-- begin INFORMATION GIVEN --
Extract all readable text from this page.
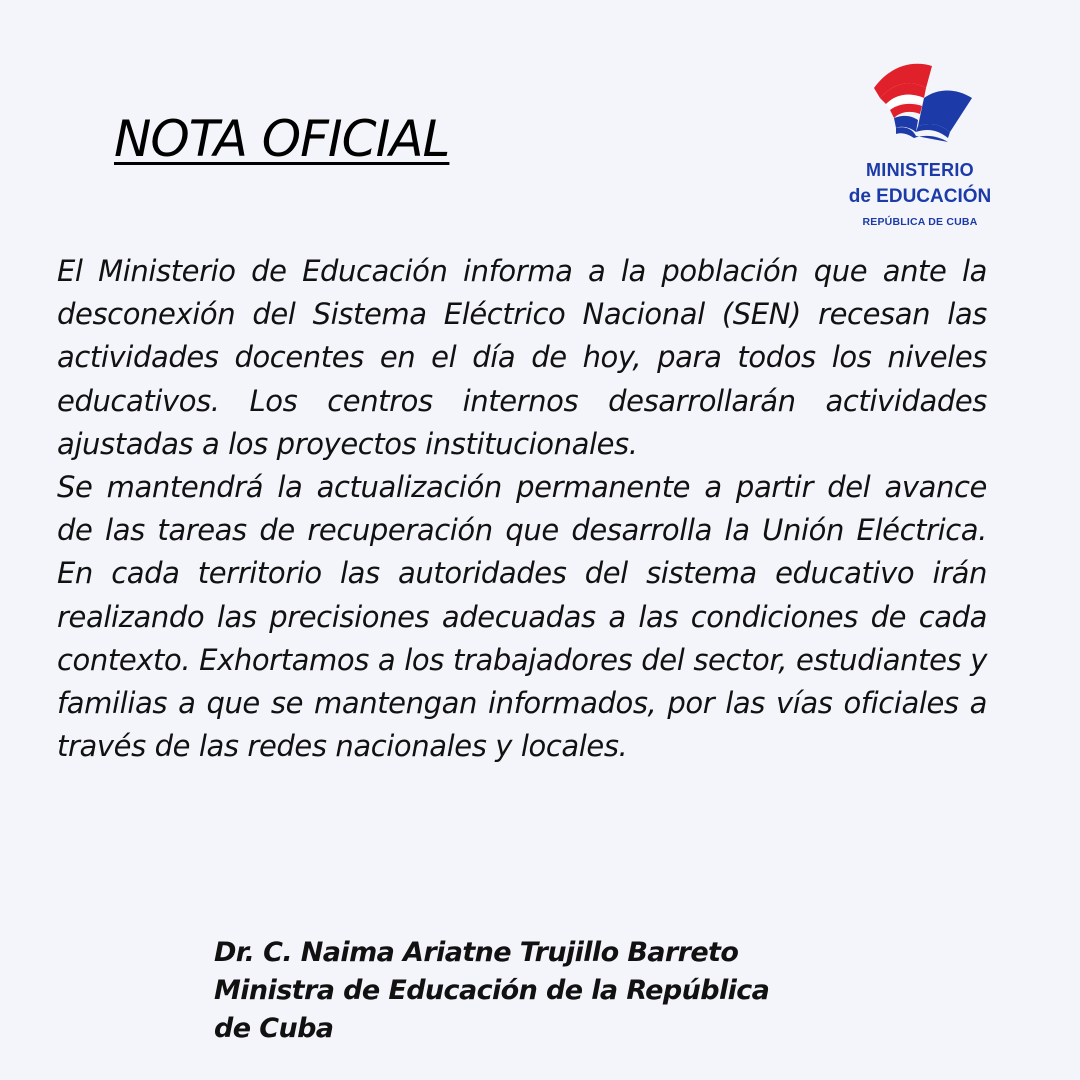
NOTA OFICIAL
MINISTERIO
de EDUCACIÓN
REPÚBLICA DE CUBA
El Ministerio de Educación informa a la población que ante la desconexión del Sistema Eléctrico Nacional (SEN) recesan las actividades docentes en el día de hoy, para todos los niveles educativos. Los centros internos desarrollarán actividades ajustadas a los proyectos institucionales.
Se mantendrá la actualización permanente a partir del avance de las tareas de recuperación que desarrolla la Unión Eléctrica. En cada territorio las autoridades del sistema educativo irán realizando las precisiones adecuadas a las condiciones de cada contexto. Exhortamos a los trabajadores del sector, estudiantes y familias a que se mantengan informados, por las vías oficiales a través de las redes nacionales y locales.
Dr. C. Naima Ariatne Trujillo Barreto
Ministra de Educación de la República
de Cuba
-- end INFORMATION GIVEN --
Pictures in the data above should not be copied; transcribe everything else exactly.

Extract all readable text from this page.
NOTA OFICIAL
MINISTERIO
de EDUCACIÓN
REPÚBLICA DE CUBA
El Ministerio de Educación informa a la población que ante la desconexión del Sistema Eléctrico Nacional (SEN) recesan las actividades docentes en el día de hoy, para todos los niveles educativos. Los centros internos desarrollarán actividades ajustadas a los proyectos institucionales.
Se mantendrá la actualización permanente a partir del avance de las tareas de recuperación que desarrolla la Unión Eléctrica. En cada territorio las autoridades del sistema educativo irán realizando las precisiones adecuadas a las condiciones de cada contexto. Exhortamos a los trabajadores del sector, estudiantes y familias a que se mantengan informados, por las vías oficiales a través de las redes nacionales y locales.
Dr. C. Naima Ariatne Trujillo Barreto
Ministra de Educación de la República
de Cuba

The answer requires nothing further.